>> Begin Excerpted passage

With all Donald Trump’s bluster
about “terrorism” and “security,” precious little of it has been directed at
those elements who put the security and well-being of the country at greatest
risk: its own “home-grown” variety in the form of anti-government “Tea Party”
types, “militias,” “patriots, “oath keepers,” “freedom keepers” and others who
defile the flag and copies of the Constitution they like to waive in people’s
faces, almost as much as they do their guns. Unfortunately, there are
those—such as the 12 all-white jurors in Portland’s Bundy conspiracy trial—who
just don’t “get it.” One can only assume that the Bundy fascists and Storm
Troopers are seen as a “frontline defense” against the “others,” meaning
minorities and their white “liberal” enablers.
It isn’t that these racists and
xenophobes are personally discomfited by minorities—they likely do all they can
to avoid “mingling” with them—but federal intervention against local government
in enforcing anti-discrimination laws and court rulings dating to 60 years ago
was one of the prime motivations behind the militia and “patriot” movements,
and still is, despite their claims to the contrary; racism and nativism is a
major section of their ideological handbook. It shouldn’t be a “shock” that the
number and virulence of these groups increased at the moment Barack Obama was
elected; the very idea of a black president in their “white” country was
tantamount to the end of days—unless, of course, they did “something” about it,
and naturally they called themselves “patriots” based on their misreading of
the Constitution and how they were to “defend”

>> End Excerpted passage
>> Begin Material provided

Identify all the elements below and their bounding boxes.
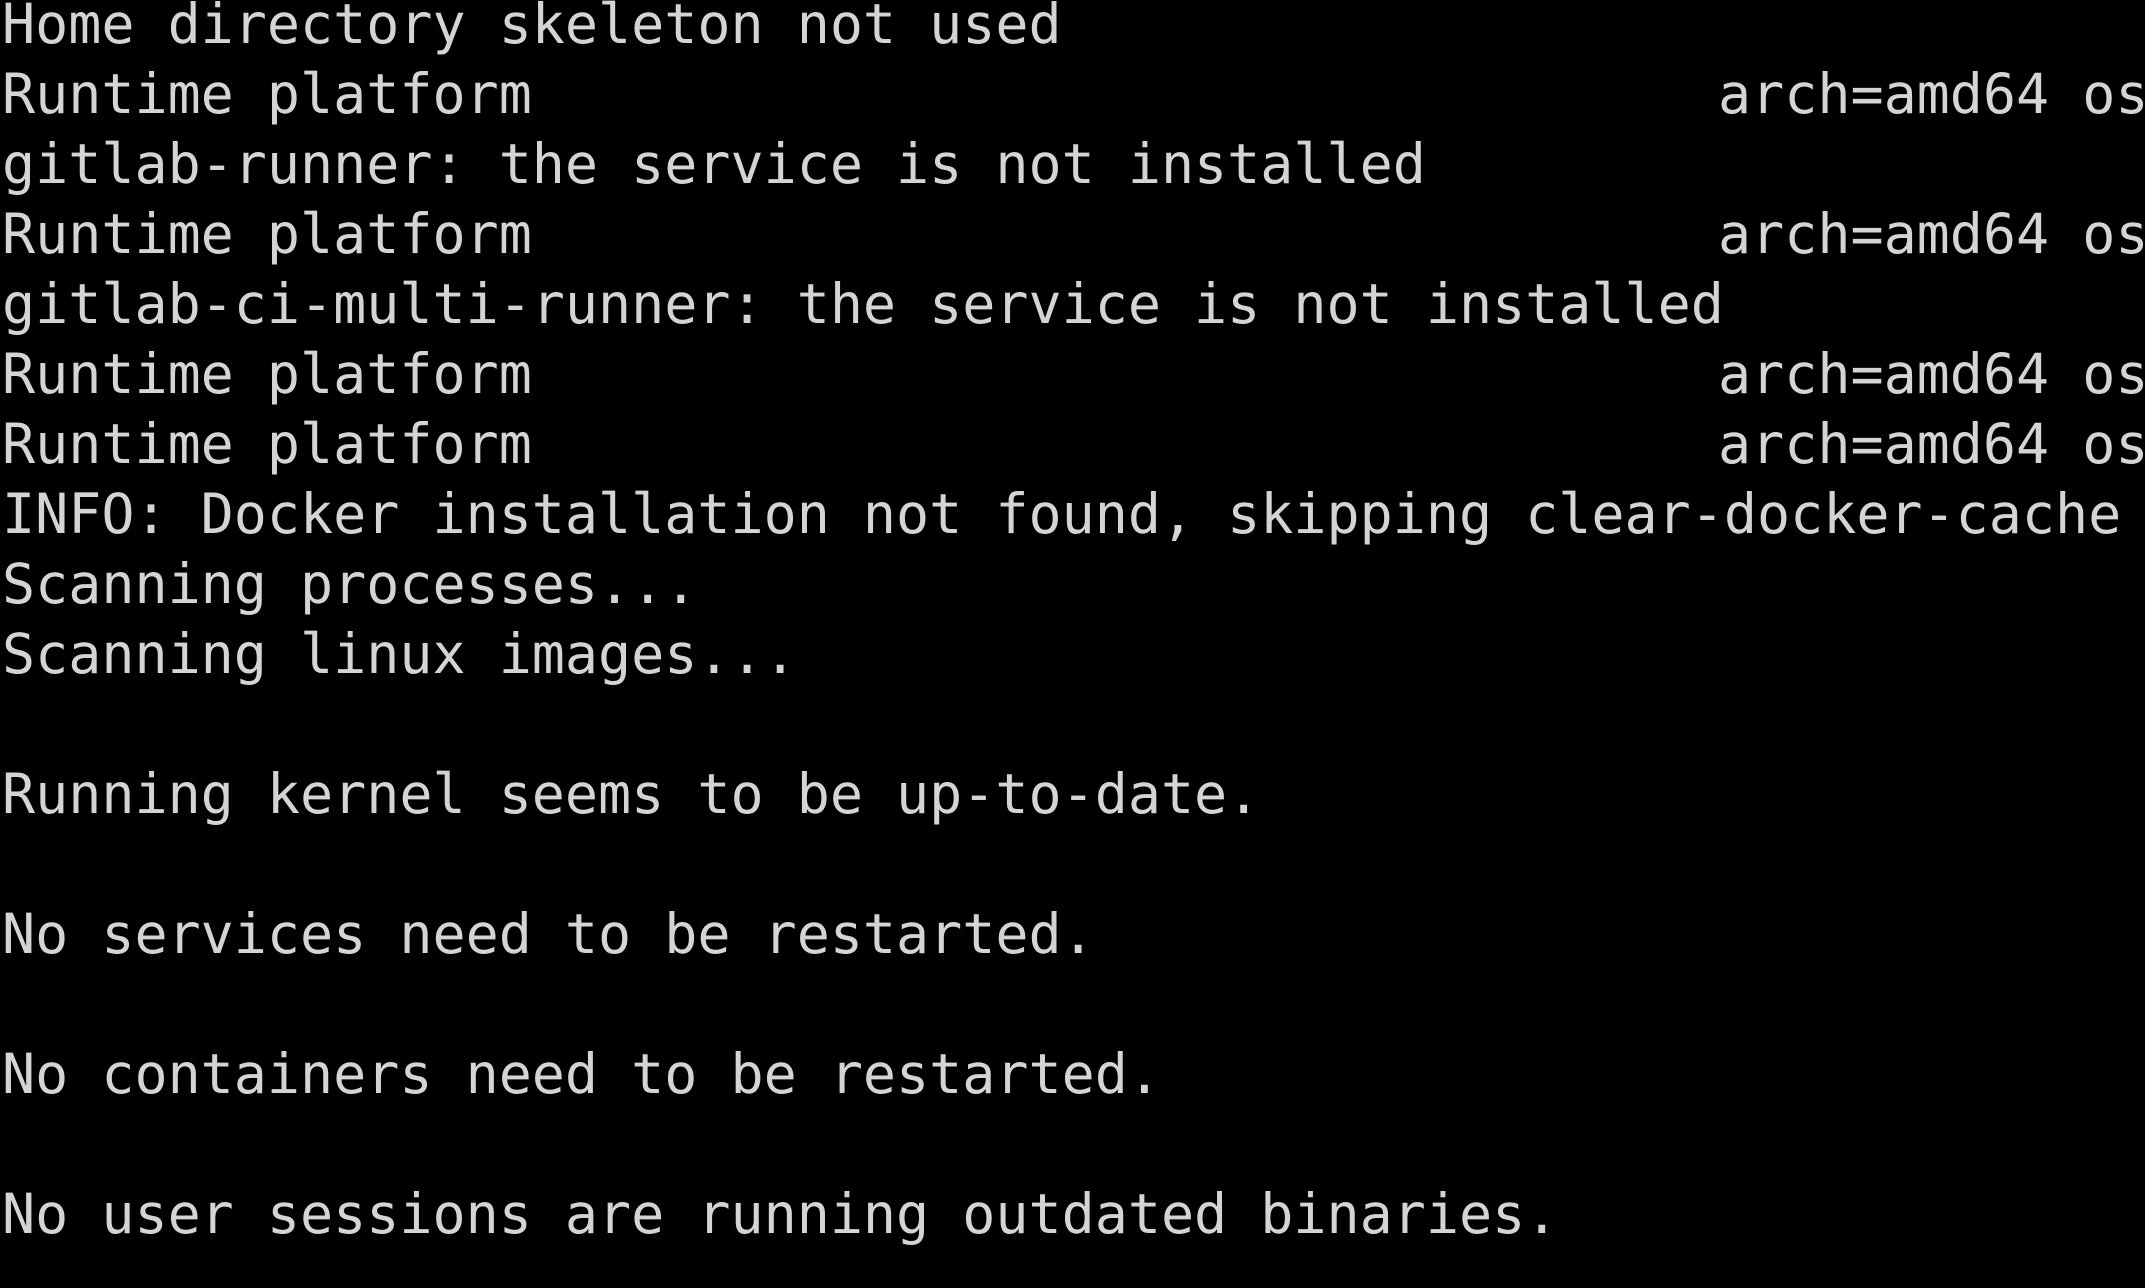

>> End Material provided

Stated goal: Continue the opinion piece about anti-government militias and the Bundy trial, picking up from its final words.

Output below:
it.
Back in the “old” days when there
were still broadcast journalists who took their role of informing the public of
the truth seriously, movements like the so-called “Tea Party” would have been
exposed as the bigoted, nativist groups that they were, descended from the
so-called “American Party” from the mid-1800s that was so fearful of being
exposed that its members were advised not to talk about their ideology to
non-members, hence the moniker “Know-Nothing.” The Clinton News Network—and
rightly so—has been criticized for its tenderfoot, almost sympathetic coverage
of the armed racist gangsters like the Bundy group, or at least when they
covered their activities at all. And now its anchors and “reporters” are shocked and disgusted by the rhetoric of Trump that has brought out these
far-right extremists out of their hiding places? I think that Trump will likely
be a different president (God forbid he is elected) than his rhetoric, but
since he has tapped into a stream that wants
a “reason” to vote, he will use them; however, Trump didn’t create this
“stream,” which has been enabled by the “mainstream” media because of it hasn’t
wanted to “alienate” the far-right by simply telling the truth about them. Why?
For ratings.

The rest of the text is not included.